# Ripping the Pad and Crate Training



## Ant Nay (Mar 21, 2005)

Hello All,

Continuing on the (ripping the Pad) issue, I would like to ask who on this board crates their little guy most of the day when they are at work? To this point as you know we have put Oscar in the bathroom with a crate and his water /food and a pee pee pad (he is going to go make strictly indoors on pads) 
We have been having MAJOR issues with him ripping his pad and peeing on the ground and pooping on his pad and tearing it up and getting poop on his paws and then walking around the entire bathroom (we have cleaned the bathroom three times already this weekend) 
He seems to have separation anxiety issue, and when we leave to go to the store or work he rips his pad very badly and then pees and poops on the pad but of course there is no pad left in that area due to his ripping and we have pee and poop on the floor. He is hating his bathroom area now and sometimes REFUSES to pee or poop in the morning because he is mad we left him in there…VERY STUBBORN also as you tell.
So last night we went to a party and when we came home he just destroyed the pad and pooped and peed everywhere. We have decided that we need to crate him when we are gone it helps keep him clean and he helps us not to have to clean EVERY TIME we come home from going out. 

Ok finally the question ( well I thought you needed the set up story first) 
Does anyone on this board crate their little guy for the day we are talking 9 hours, he is 16 weeks and for two months we have tried to allow him to have an “area” but it is not working. We are not able to come home during lunch to take him out midday …we want him to get use to going in one area also…we have tried EVERYTHING to keep him occupied when we leave a Kong (actually 2) and a million toys, he just goes nuts when we leave and this is how he is lashing out…and making many messes…
I appreciate any feedback from others that are or have crated their little guy or from anyone else that wants to lend a suggestion
Thanks
A&N


----------



## jmm (Nov 23, 2004)

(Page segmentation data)

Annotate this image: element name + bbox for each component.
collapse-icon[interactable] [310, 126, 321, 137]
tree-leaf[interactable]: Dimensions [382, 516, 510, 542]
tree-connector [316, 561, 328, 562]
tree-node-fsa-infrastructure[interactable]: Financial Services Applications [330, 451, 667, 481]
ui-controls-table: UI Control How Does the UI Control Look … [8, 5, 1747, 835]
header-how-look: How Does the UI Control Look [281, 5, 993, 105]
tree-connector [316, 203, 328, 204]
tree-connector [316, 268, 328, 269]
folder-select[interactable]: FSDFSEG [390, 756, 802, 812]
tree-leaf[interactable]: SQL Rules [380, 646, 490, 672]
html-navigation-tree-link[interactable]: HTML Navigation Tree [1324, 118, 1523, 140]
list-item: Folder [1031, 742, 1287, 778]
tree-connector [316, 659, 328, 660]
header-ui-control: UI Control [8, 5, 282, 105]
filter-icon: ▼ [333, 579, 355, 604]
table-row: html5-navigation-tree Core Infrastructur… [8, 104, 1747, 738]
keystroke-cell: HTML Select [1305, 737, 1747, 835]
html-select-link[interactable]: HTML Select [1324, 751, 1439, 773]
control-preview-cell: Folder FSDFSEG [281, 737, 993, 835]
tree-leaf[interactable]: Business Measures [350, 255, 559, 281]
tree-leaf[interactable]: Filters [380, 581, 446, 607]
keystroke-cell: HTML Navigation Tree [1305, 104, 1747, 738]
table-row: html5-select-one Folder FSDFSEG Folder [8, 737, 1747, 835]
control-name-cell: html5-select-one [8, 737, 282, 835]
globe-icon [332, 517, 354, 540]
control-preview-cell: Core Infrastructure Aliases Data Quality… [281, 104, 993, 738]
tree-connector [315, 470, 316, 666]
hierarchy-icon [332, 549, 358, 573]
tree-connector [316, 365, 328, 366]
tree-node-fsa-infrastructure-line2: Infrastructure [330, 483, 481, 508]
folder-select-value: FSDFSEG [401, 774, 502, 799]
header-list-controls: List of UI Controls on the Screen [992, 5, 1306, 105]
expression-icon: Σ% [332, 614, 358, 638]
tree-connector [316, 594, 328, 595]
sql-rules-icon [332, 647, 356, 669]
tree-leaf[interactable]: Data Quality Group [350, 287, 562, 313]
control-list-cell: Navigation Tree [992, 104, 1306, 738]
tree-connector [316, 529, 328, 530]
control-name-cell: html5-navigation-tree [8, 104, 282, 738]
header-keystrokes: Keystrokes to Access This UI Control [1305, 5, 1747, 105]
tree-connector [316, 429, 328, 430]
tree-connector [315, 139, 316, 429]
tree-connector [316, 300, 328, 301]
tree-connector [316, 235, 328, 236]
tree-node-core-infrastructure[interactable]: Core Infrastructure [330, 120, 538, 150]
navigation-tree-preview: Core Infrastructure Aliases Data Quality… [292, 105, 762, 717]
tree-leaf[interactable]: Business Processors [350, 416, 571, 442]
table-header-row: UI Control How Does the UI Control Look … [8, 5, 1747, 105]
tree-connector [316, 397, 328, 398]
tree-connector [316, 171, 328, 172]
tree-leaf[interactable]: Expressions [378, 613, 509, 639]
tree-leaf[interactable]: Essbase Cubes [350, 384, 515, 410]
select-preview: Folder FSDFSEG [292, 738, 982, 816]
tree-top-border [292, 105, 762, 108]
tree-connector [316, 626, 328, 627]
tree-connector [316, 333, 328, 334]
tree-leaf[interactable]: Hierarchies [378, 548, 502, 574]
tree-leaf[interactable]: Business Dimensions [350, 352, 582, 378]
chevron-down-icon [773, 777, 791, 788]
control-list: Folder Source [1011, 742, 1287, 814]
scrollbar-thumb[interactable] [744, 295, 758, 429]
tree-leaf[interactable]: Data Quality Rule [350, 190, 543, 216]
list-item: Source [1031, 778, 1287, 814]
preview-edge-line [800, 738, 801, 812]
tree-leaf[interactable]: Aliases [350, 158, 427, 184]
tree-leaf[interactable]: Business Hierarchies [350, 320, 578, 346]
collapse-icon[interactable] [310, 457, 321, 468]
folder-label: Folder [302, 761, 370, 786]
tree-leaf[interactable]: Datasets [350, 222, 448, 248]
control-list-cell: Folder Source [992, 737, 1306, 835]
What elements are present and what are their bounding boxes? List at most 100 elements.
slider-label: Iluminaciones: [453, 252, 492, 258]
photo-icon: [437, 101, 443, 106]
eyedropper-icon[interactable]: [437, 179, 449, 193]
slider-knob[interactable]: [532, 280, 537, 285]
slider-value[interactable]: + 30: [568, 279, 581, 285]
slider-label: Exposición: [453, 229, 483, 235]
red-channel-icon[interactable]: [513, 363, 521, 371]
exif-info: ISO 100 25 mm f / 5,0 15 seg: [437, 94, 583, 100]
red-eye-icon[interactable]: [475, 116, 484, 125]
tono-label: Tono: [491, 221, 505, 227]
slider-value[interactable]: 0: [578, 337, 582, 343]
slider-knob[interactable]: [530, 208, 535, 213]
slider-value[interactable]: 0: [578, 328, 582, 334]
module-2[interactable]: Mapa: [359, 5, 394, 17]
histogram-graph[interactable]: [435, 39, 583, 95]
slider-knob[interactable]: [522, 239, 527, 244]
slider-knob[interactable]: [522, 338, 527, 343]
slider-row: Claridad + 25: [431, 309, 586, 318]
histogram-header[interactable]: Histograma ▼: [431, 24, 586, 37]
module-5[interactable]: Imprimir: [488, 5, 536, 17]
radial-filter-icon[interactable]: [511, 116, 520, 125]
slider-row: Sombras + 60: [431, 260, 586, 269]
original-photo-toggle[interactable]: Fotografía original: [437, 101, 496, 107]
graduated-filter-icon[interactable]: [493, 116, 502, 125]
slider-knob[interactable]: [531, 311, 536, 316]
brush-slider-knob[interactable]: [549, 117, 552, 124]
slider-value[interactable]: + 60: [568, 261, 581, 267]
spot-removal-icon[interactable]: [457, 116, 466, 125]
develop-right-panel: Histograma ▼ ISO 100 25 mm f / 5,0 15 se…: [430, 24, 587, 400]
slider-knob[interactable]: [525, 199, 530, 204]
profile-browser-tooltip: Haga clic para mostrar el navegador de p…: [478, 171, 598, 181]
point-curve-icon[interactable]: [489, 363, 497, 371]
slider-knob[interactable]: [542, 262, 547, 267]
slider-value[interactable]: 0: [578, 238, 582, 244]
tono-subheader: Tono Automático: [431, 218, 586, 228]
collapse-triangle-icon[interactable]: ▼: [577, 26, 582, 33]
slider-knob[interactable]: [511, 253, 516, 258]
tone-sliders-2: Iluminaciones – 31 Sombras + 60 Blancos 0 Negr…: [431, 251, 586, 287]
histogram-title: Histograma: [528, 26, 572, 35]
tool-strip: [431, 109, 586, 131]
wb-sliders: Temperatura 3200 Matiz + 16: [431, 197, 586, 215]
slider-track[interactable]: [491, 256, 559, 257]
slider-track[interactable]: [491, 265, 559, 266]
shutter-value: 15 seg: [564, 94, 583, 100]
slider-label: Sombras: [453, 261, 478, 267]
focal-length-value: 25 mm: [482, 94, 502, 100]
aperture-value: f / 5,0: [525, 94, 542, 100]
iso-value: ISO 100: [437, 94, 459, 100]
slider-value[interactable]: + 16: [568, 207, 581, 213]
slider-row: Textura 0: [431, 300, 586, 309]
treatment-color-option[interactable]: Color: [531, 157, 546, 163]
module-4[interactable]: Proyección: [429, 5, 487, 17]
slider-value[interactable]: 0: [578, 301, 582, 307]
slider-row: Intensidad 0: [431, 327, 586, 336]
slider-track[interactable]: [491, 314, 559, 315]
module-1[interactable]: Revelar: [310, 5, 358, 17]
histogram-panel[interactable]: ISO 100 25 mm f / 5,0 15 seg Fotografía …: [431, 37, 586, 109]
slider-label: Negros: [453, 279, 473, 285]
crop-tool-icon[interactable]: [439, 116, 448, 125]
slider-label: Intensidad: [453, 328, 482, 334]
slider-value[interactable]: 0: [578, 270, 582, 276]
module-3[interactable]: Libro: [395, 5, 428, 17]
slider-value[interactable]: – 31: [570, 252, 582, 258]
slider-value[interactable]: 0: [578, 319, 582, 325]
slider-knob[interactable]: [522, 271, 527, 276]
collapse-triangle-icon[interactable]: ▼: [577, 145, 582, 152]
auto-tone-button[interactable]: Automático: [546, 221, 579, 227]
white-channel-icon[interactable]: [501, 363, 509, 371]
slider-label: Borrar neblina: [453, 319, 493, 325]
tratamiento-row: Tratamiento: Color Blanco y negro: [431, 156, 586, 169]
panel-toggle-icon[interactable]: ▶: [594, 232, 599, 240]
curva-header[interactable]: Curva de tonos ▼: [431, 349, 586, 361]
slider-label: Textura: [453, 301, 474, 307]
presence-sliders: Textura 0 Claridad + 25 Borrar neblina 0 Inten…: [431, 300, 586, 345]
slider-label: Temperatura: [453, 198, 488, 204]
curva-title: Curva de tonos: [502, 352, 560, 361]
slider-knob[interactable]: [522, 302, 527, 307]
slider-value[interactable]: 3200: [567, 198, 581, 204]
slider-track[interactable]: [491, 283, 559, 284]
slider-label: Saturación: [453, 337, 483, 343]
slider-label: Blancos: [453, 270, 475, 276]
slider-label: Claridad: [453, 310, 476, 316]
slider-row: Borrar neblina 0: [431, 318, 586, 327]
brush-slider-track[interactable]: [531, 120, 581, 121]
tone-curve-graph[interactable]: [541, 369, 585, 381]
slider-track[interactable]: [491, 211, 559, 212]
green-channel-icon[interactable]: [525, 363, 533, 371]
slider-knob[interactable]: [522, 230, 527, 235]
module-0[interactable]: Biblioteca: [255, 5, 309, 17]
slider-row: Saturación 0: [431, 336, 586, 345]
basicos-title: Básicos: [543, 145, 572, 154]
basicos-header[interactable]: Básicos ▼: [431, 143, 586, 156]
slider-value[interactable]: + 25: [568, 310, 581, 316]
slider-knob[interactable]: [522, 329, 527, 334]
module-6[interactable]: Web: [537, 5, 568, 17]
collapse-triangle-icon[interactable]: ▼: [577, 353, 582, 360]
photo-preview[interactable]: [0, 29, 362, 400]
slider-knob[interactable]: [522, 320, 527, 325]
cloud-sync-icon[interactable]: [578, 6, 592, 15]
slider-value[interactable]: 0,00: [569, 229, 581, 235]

### WHAT TO DO
a: Summarize the forum post about ripping the pad and crate training in two sentences.
b: Transcribe the stretch of the forum post from "He seems to" through "as you tell.".
Answer from the forum post alone.

### RESULTS IN ORDER
a: The owners of Oscar, a 16-week-old puppy kept in a bathroom with a crate, food, water, and a pee pad, say he rips up his pad and pees and poops on the floor whenever they leave, which they attribute to separation anxiety. Having decided to crate him while they are gone, they ask whether others crate their dogs for a nine-hour workday, since they cannot come home at lunch and toys and Kongs have not kept him occupied.

b:
He seems to have separation anxiety issue, and when we leave to go to the store or work he rips his pad very badly and then pees and poops on the pad but of course there is no pad left in that area due to his ripping and we have pee and poop on the floor. He is hating his bathroom area now and sometimes REFUSES to pee or poop in the morning because he is mad we left him in there…VERY STUBBORN also as you tell.